Data excerpts:
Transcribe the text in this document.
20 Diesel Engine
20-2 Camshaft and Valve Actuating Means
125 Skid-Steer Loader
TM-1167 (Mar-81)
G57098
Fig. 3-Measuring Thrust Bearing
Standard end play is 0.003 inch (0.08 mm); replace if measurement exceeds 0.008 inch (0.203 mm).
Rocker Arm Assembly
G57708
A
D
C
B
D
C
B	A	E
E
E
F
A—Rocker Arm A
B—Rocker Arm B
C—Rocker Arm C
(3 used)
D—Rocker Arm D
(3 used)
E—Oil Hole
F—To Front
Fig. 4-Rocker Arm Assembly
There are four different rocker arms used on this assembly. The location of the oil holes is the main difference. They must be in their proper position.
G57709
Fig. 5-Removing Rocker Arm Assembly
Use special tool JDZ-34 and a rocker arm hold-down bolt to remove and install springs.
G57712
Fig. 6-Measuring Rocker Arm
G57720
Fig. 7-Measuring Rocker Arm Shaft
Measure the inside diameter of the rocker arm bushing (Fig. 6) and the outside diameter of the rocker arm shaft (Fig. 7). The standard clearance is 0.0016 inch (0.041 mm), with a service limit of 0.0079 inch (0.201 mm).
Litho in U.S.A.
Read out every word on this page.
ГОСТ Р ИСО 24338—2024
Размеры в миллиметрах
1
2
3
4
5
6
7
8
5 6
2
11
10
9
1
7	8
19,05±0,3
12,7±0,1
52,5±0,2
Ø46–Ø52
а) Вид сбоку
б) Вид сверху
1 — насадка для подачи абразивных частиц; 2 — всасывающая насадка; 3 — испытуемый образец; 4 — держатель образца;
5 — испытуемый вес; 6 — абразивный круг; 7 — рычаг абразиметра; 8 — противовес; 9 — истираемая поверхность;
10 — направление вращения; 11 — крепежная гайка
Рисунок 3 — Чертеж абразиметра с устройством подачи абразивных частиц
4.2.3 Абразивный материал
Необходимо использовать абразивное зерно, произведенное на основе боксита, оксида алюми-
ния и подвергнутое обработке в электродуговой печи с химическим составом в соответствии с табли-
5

■ **INSTRUCTION**: Every line of the data above should be reproduced word for word.

■ **EXERCISE OUTPUT**:
Transcribe the text in this document.
20 Diesel Engine
20-2 Camshaft and Valve Actuating Means
125 Skid-Steer Loader
TM-1167 (Mar-81)
G57098
Fig. 3-Measuring Thrust Bearing
Standard end play is 0.003 inch (0.08 mm); replace if measurement exceeds 0.008 inch (0.203 mm).
Rocker Arm Assembly
G57708
A
D
C
B
D
C
B	A	E
E
E
F
A—Rocker Arm A
B—Rocker Arm B
C—Rocker Arm C
(3 used)
D—Rocker Arm D
(3 used)
E—Oil Hole
F—To Front
Fig. 4-Rocker Arm Assembly
There are four different rocker arms used on this assembly. The location of the oil holes is the main difference. They must be in their proper position.
G57709
Fig. 5-Removing Rocker Arm Assembly
Use special tool JDZ-34 and a rocker arm hold-down bolt to remove and install springs.
G57712
Fig. 6-Measuring Rocker Arm
G57720
Fig. 7-Measuring Rocker Arm Shaft
Measure the inside diameter of the rocker arm bushing (Fig. 6) and the outside diameter of the rocker arm shaft (Fig. 7). The standard clearance is 0.0016 inch (0.041 mm), with a service limit of 0.0079 inch (0.201 mm).
Litho in U.S.A.
Read out every word on this page.
ГОСТ Р ИСО 24338—2024
Размеры в миллиметрах
1
2
3
4
5
6
7
8
5 6
2
11
10
9
1
7	8
19,05±0,3
12,7±0,1
52,5±0,2
Ø46–Ø52
а) Вид сбоку
б) Вид сверху
1 — насадка для подачи абразивных частиц; 2 — всасывающая насадка; 3 — испытуемый образец; 4 — держатель образца;
5 — испытуемый вес; 6 — абразивный круг; 7 — рычаг абразиметра; 8 — противовес; 9 — истираемая поверхность;
10 — направление вращения; 11 — крепежная гайка
Рисунок 3 — Чертеж абразиметра с устройством подачи абразивных частиц
4.2.3 Абразивный материал
Необходимо использовать абразивное зерно, произведенное на основе боксита, оксида алюми-
ния и подвергнутое обработке в электродуговой печи с химическим составом в соответствии с табли-
5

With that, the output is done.